Figure content listings
+ + + + + + +

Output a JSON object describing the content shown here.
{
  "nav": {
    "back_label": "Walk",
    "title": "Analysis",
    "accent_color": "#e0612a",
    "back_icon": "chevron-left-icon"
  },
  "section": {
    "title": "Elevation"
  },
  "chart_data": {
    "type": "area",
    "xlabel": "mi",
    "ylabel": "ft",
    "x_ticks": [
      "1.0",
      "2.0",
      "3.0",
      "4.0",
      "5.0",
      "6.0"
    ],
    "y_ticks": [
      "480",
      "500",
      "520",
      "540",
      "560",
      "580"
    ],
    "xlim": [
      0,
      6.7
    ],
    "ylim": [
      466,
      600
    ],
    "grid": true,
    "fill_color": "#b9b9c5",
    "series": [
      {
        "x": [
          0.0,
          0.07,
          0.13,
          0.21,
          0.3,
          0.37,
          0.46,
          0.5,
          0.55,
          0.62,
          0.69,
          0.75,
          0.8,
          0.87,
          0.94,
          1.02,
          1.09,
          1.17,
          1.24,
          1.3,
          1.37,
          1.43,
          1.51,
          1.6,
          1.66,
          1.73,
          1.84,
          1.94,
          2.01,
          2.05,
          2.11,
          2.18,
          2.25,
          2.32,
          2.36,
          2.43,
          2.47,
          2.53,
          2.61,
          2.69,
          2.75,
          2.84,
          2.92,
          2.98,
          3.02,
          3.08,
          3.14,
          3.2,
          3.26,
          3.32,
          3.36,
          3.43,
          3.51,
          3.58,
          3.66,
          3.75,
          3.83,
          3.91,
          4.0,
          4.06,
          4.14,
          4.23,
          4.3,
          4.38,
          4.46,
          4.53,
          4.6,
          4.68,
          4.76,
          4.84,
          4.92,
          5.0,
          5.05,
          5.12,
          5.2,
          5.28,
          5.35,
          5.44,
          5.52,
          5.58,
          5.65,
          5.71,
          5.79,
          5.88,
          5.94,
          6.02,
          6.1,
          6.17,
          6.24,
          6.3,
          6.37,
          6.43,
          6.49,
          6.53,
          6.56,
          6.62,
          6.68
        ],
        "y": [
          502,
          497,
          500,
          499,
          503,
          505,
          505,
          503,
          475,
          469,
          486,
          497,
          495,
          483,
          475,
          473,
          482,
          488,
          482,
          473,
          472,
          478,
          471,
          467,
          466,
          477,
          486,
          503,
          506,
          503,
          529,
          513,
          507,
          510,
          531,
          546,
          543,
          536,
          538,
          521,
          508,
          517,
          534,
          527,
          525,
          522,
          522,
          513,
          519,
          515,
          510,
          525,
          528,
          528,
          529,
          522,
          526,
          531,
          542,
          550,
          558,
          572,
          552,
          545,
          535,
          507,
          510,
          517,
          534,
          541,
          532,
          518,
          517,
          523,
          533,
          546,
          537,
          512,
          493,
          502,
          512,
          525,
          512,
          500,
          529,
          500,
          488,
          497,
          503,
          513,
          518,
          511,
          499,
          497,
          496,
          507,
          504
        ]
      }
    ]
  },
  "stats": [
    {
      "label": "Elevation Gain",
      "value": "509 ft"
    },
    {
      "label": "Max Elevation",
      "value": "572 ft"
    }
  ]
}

+ + + + + + +

The request ->
Transcribe each record exactly. Leave nothing out.

Exercise solution ->
Output a JSON object describing the content shown here.
{
  "nav": {
    "back_label": "Walk",
    "title": "Analysis",
    "accent_color": "#e0612a",
    "back_icon": "chevron-left-icon"
  },
  "section": {
    "title": "Elevation"
  },
  "chart_data": {
    "type": "area",
    "xlabel": "mi",
    "ylabel": "ft",
    "x_ticks": [
      "1.0",
      "2.0",
      "3.0",
      "4.0",
      "5.0",
      "6.0"
    ],
    "y_ticks": [
      "480",
      "500",
      "520",
      "540",
      "560",
      "580"
    ],
    "xlim": [
      0,
      6.7
    ],
    "ylim": [
      466,
      600
    ],
    "grid": true,
    "fill_color": "#b9b9c5",
    "series": [
      {
        "x": [
          0.0,
          0.07,
          0.13,
          0.21,
          0.3,
          0.37,
          0.46,
          0.5,
          0.55,
          0.62,
          0.69,
          0.75,
          0.8,
          0.87,
          0.94,
          1.02,
          1.09,
          1.17,
          1.24,
          1.3,
          1.37,
          1.43,
          1.51,
          1.6,
          1.66,
          1.73,
          1.84,
          1.94,
          2.01,
          2.05,
          2.11,
          2.18,
          2.25,
          2.32,
          2.36,
          2.43,
          2.47,
          2.53,
          2.61,
          2.69,
          2.75,
          2.84,
          2.92,
          2.98,
          3.02,
          3.08,
          3.14,
          3.2,
          3.26,
          3.32,
          3.36,
          3.43,
          3.51,
          3.58,
          3.66,
          3.75,
          3.83,
          3.91,
          4.0,
          4.06,
          4.14,
          4.23,
          4.3,
          4.38,
          4.46,
          4.53,
          4.6,
          4.68,
          4.76,
          4.84,
          4.92,
          5.0,
          5.05,
          5.12,
          5.2,
          5.28,
          5.35,
          5.44,
          5.52,
          5.58,
          5.65,
          5.71,
          5.79,
          5.88,
          5.94,
          6.02,
          6.1,
          6.17,
          6.24,
          6.3,
          6.37,
          6.43,
          6.49,
          6.53,
          6.56,
          6.62,
          6.68
        ],
        "y": [
          502,
          497,
          500,
          499,
          503,
          505,
          505,
          503,
          475,
          469,
          486,
          497,
          495,
          483,
          475,
          473,
          482,
          488,
          482,
          473,
          472,
          478,
          471,
          467,
          466,
          477,
          486,
          503,
          506,
          503,
          529,
          513,
          507,
          510,
          531,
          546,
          543,
          536,
          538,
          521,
          508,
          517,
          534,
          527,
          525,
          522,
          522,
          513,
          519,
          515,
          510,
          525,
          528,
          528,
          529,
          522,
          526,
          531,
          542,
          550,
          558,
          572,
          552,
          545,
          535,
          507,
          510,
          517,
          534,
          541,
          532,
          518,
          517,
          523,
          533,
          546,
          537,
          512,
          493,
          502,
          512,
          525,
          512,
          500,
          529,
          500,
          488,
          497,
          503,
          513,
          518,
          511,
          499,
          497,
          496,
          507,
          504
        ]
      }
    ]
  },
  "stats": [
    {
      "label": "Elevation Gain",
      "value": "509 ft"
    },
    {
      "label": "Max Elevation",
      "value": "572 ft"
    }
  ]
}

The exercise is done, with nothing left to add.